◆ **INSTRUCTION**: Return the complete listing that follows, with each line reproduced exactly.

--- start EXTRACTED DATA ---

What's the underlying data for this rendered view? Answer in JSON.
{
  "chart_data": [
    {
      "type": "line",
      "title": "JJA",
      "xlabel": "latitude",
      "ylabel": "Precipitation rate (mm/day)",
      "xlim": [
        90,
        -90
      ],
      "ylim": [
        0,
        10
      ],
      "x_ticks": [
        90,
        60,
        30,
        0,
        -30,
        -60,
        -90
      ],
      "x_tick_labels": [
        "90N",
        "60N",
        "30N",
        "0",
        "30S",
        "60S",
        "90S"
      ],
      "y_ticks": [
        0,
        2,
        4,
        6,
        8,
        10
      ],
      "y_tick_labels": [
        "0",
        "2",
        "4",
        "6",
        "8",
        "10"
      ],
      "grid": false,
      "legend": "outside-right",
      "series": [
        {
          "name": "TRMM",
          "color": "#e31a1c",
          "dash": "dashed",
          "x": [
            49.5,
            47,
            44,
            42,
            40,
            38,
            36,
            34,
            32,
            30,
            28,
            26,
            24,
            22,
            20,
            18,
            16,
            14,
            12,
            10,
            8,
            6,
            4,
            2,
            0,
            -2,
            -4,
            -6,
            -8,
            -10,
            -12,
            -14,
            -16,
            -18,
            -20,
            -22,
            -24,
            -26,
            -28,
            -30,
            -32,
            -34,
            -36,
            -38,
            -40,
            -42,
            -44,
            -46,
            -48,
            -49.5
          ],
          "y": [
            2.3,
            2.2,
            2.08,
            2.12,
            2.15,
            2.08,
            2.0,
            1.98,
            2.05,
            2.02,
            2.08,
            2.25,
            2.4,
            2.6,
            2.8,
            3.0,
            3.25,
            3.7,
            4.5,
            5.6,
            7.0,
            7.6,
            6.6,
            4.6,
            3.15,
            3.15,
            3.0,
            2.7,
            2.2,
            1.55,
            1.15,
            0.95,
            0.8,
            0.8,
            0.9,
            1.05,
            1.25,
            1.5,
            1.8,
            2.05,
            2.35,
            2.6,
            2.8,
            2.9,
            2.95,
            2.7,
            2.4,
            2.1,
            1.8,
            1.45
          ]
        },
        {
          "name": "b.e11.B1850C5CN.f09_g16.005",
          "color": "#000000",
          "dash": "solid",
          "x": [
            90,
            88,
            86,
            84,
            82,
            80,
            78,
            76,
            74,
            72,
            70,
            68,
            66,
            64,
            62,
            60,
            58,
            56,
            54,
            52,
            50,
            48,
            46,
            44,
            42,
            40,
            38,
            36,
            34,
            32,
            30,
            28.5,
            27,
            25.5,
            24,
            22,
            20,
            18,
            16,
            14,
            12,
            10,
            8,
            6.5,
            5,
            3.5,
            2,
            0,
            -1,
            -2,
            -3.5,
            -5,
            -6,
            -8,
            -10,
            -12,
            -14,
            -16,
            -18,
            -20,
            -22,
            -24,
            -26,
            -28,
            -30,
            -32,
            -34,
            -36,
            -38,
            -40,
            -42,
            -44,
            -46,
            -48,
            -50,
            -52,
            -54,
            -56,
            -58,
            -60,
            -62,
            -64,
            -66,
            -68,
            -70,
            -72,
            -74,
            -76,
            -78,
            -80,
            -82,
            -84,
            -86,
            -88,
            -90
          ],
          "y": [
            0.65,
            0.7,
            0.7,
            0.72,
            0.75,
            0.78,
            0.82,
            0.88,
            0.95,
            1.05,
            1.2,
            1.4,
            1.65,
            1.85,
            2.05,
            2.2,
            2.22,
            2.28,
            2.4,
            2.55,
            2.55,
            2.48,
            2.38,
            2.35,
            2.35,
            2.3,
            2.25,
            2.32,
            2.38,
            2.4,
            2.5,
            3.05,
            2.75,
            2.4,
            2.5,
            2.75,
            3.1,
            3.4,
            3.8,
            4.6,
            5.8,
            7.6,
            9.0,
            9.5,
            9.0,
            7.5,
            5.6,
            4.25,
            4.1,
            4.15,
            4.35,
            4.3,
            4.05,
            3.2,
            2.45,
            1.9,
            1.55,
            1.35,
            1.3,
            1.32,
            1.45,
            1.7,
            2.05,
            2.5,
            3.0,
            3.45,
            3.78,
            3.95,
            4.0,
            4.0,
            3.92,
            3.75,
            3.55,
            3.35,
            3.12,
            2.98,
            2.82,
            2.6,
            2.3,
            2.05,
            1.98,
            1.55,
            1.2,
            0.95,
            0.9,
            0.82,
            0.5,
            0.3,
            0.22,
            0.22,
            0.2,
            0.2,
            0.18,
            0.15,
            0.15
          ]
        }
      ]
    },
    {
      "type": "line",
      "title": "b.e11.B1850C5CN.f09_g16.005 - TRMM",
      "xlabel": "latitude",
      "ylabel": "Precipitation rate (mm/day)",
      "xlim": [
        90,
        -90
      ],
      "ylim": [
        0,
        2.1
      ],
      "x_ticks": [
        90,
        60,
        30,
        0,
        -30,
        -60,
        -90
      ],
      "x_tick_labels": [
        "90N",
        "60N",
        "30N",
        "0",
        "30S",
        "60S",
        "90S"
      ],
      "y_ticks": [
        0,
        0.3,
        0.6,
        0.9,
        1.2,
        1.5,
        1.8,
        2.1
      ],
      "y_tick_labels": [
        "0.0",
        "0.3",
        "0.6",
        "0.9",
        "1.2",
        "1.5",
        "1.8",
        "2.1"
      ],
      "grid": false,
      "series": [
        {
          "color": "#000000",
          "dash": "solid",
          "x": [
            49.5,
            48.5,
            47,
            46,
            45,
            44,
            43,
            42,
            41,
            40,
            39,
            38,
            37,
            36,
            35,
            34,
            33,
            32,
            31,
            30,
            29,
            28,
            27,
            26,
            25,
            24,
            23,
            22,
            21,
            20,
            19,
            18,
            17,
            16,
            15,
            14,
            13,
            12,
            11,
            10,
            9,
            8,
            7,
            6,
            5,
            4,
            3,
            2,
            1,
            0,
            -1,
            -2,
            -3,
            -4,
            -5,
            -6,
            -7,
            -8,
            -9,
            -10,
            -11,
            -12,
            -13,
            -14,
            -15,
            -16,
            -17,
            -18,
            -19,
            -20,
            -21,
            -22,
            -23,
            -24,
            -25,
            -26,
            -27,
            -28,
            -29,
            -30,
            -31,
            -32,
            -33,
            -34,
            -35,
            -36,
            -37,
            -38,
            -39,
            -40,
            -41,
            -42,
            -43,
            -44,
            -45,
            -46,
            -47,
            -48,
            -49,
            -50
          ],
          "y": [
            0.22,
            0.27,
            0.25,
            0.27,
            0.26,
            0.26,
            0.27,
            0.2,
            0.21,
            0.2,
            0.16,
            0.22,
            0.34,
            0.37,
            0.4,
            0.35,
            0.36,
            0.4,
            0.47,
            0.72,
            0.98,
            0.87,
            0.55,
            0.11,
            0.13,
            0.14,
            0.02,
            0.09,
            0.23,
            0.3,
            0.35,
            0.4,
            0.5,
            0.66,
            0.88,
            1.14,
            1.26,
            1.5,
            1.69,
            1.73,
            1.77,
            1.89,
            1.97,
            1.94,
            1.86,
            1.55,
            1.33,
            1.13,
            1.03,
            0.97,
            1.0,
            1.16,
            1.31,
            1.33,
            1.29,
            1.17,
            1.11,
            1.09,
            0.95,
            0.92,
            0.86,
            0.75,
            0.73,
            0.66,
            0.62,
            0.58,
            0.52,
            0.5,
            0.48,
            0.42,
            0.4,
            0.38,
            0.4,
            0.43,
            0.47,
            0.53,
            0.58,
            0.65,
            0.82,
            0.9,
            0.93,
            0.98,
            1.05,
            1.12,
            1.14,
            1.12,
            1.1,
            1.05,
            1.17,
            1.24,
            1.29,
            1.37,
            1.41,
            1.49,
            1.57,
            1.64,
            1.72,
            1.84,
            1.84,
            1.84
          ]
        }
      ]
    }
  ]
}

--- end EXTRACTED DATA ---

◆ **SOLUTION TO THE PROBLEM**:
What's the underlying data for this rendered view? Answer in JSON.
{
  "chart_data": [
    {
      "type": "line",
      "title": "JJA",
      "xlabel": "latitude",
      "ylabel": "Precipitation rate (mm/day)",
      "xlim": [
        90,
        -90
      ],
      "ylim": [
        0,
        10
      ],
      "x_ticks": [
        90,
        60,
        30,
        0,
        -30,
        -60,
        -90
      ],
      "x_tick_labels": [
        "90N",
        "60N",
        "30N",
        "0",
        "30S",
        "60S",
        "90S"
      ],
      "y_ticks": [
        0,
        2,
        4,
        6,
        8,
        10
      ],
      "y_tick_labels": [
        "0",
        "2",
        "4",
        "6",
        "8",
        "10"
      ],
      "grid": false,
      "legend": "outside-right",
      "series": [
        {
          "name": "TRMM",
          "color": "#e31a1c",
          "dash": "dashed",
          "x": [
            49.5,
            47,
            44,
            42,
            40,
            38,
            36,
            34,
            32,
            30,
            28,
            26,
            24,
            22,
            20,
            18,
            16,
            14,
            12,
            10,
            8,
            6,
            4,
            2,
            0,
            -2,
            -4,
            -6,
            -8,
            -10,
            -12,
            -14,
            -16,
            -18,
            -20,
            -22,
            -24,
            -26,
            -28,
            -30,
            -32,
            -34,
            -36,
            -38,
            -40,
            -42,
            -44,
            -46,
            -48,
            -49.5
          ],
          "y": [
            2.3,
            2.2,
            2.08,
            2.12,
            2.15,
            2.08,
            2.0,
            1.98,
            2.05,
            2.02,
            2.08,
            2.25,
            2.4,
            2.6,
            2.8,
            3.0,
            3.25,
            3.7,
            4.5,
            5.6,
            7.0,
            7.6,
            6.6,
            4.6,
            3.15,
            3.15,
            3.0,
            2.7,
            2.2,
            1.55,
            1.15,
            0.95,
            0.8,
            0.8,
            0.9,
            1.05,
            1.25,
            1.5,
            1.8,
            2.05,
            2.35,
            2.6,
            2.8,
            2.9,
            2.95,
            2.7,
            2.4,
            2.1,
            1.8,
            1.45
          ]
        },
        {
          "name": "b.e11.B1850C5CN.f09_g16.005",
          "color": "#000000",
          "dash": "solid",
          "x": [
            90,
            88,
            86,
            84,
            82,
            80,
            78,
            76,
            74,
            72,
            70,
            68,
            66,
            64,
            62,
            60,
            58,
            56,
            54,
            52,
            50,
            48,
            46,
            44,
            42,
            40,
            38,
            36,
            34,
            32,
            30,
            28.5,
            27,
            25.5,
            24,
            22,
            20,
            18,
            16,
            14,
            12,
            10,
            8,
            6.5,
            5,
            3.5,
            2,
            0,
            -1,
            -2,
            -3.5,
            -5,
            -6,
            -8,
            -10,
            -12,
            -14,
            -16,
            -18,
            -20,
            -22,
            -24,
            -26,
            -28,
            -30,
            -32,
            -34,
            -36,
            -38,
            -40,
            -42,
            -44,
            -46,
            -48,
            -50,
            -52,
            -54,
            -56,
            -58,
            -60,
            -62,
            -64,
            -66,
            -68,
            -70,
            -72,
            -74,
            -76,
            -78,
            -80,
            -82,
            -84,
            -86,
            -88,
            -90
          ],
          "y": [
            0.65,
            0.7,
            0.7,
            0.72,
            0.75,
            0.78,
            0.82,
            0.88,
            0.95,
            1.05,
            1.2,
            1.4,
            1.65,
            1.85,
            2.05,
            2.2,
            2.22,
            2.28,
            2.4,
            2.55,
            2.55,
            2.48,
            2.38,
            2.35,
            2.35,
            2.3,
            2.25,
            2.32,
            2.38,
            2.4,
            2.5,
            3.05,
            2.75,
            2.4,
            2.5,
            2.75,
            3.1,
            3.4,
            3.8,
            4.6,
            5.8,
            7.6,
            9.0,
            9.5,
            9.0,
            7.5,
            5.6,
            4.25,
            4.1,
            4.15,
            4.35,
            4.3,
            4.05,
            3.2,
            2.45,
            1.9,
            1.55,
            1.35,
            1.3,
            1.32,
            1.45,
            1.7,
            2.05,
            2.5,
            3.0,
            3.45,
            3.78,
            3.95,
            4.0,
            4.0,
            3.92,
            3.75,
            3.55,
            3.35,
            3.12,
            2.98,
            2.82,
            2.6,
            2.3,
            2.05,
            1.98,
            1.55,
            1.2,
            0.95,
            0.9,
            0.82,
            0.5,
            0.3,
            0.22,
            0.22,
            0.2,
            0.2,
            0.18,
            0.15,
            0.15
          ]
        }
      ]
    },
    {
      "type": "line",
      "title": "b.e11.B1850C5CN.f09_g16.005 - TRMM",
      "xlabel": "latitude",
      "ylabel": "Precipitation rate (mm/day)",
      "xlim": [
        90,
        -90
      ],
      "ylim": [
        0,
        2.1
      ],
      "x_ticks": [
        90,
        60,
        30,
        0,
        -30,
        -60,
        -90
      ],
      "x_tick_labels": [
        "90N",
        "60N",
        "30N",
        "0",
        "30S",
        "60S",
        "90S"
      ],
      "y_ticks": [
        0,
        0.3,
        0.6,
        0.9,
        1.2,
        1.5,
        1.8,
        2.1
      ],
      "y_tick_labels": [
        "0.0",
        "0.3",
        "0.6",
        "0.9",
        "1.2",
        "1.5",
        "1.8",
        "2.1"
      ],
      "grid": false,
      "series": [
        {
          "color": "#000000",
          "dash": "solid",
          "x": [
            49.5,
            48.5,
            47,
            46,
            45,
            44,
            43,
            42,
            41,
            40,
            39,
            38,
            37,
            36,
            35,
            34,
            33,
            32,
            31,
            30,
            29,
            28,
            27,
            26,
            25,
            24,
            23,
            22,
            21,
            20,
            19,
            18,
            17,
            16,
            15,
            14,
            13,
            12,
            11,
            10,
            9,
            8,
            7,
            6,
            5,
            4,
            3,
            2,
            1,
            0,
            -1,
            -2,
            -3,
            -4,
            -5,
            -6,
            -7,
            -8,
            -9,
            -10,
            -11,
            -12,
            -13,
            -14,
            -15,
            -16,
            -17,
            -18,
            -19,
            -20,
            -21,
            -22,
            -23,
            -24,
            -25,
            -26,
            -27,
            -28,
            -29,
            -30,
            -31,
            -32,
            -33,
            -34,
            -35,
            -36,
            -37,
            -38,
            -39,
            -40,
            -41,
            -42,
            -43,
            -44,
            -45,
            -46,
            -47,
            -48,
            -49,
            -50
          ],
          "y": [
            0.22,
            0.27,
            0.25,
            0.27,
            0.26,
            0.26,
            0.27,
            0.2,
            0.21,
            0.2,
            0.16,
            0.22,
            0.34,
            0.37,
            0.4,
            0.35,
            0.36,
            0.4,
            0.47,
            0.72,
            0.98,
            0.87,
            0.55,
            0.11,
            0.13,
            0.14,
            0.02,
            0.09,
            0.23,
            0.3,
            0.35,
            0.4,
            0.5,
            0.66,
            0.88,
            1.14,
            1.26,
            1.5,
            1.69,
            1.73,
            1.77,
            1.89,
            1.97,
            1.94,
            1.86,
            1.55,
            1.33,
            1.13,
            1.03,
            0.97,
            1.0,
            1.16,
            1.31,
            1.33,
            1.29,
            1.17,
            1.11,
            1.09,
            0.95,
            0.92,
            0.86,
            0.75,
            0.73,
            0.66,
            0.62,
            0.58,
            0.52,
            0.5,
            0.48,
            0.42,
            0.4,
            0.38,
            0.4,
            0.43,
            0.47,
            0.53,
            0.58,
            0.65,
            0.82,
            0.9,
            0.93,
            0.98,
            1.05,
            1.12,
            1.14,
            1.12,
            1.1,
            1.05,
            1.17,
            1.24,
            1.29,
            1.37,
            1.41,
            1.49,
            1.57,
            1.64,
            1.72,
            1.84,
            1.84,
            1.84
          ]
        }
      ]
    }
  ]
}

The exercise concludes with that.